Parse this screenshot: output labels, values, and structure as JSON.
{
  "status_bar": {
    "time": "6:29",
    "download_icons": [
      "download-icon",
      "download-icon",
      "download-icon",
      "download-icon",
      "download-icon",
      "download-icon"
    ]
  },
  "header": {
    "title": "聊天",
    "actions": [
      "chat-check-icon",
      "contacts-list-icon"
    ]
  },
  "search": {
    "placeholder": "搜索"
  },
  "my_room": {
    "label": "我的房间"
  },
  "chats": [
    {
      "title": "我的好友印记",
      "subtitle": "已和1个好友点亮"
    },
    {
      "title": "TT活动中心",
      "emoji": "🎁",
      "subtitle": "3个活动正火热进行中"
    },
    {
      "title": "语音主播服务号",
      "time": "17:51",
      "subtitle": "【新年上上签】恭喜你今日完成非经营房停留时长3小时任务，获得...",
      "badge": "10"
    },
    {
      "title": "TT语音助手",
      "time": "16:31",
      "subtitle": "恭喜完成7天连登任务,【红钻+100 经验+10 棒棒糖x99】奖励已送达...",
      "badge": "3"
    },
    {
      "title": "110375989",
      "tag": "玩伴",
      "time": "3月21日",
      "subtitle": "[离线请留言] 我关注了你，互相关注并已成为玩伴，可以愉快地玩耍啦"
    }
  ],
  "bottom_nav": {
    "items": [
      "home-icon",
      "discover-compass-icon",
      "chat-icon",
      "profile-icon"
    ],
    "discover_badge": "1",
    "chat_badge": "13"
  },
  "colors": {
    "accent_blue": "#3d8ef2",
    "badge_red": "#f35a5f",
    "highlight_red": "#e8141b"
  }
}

____________

* **Your goal**
Copy each line that holds the word "time".

* **Task answer**
    "time": "6:29",
      "time": "17:51",
      "time": "16:31",
      "time": "3月21日",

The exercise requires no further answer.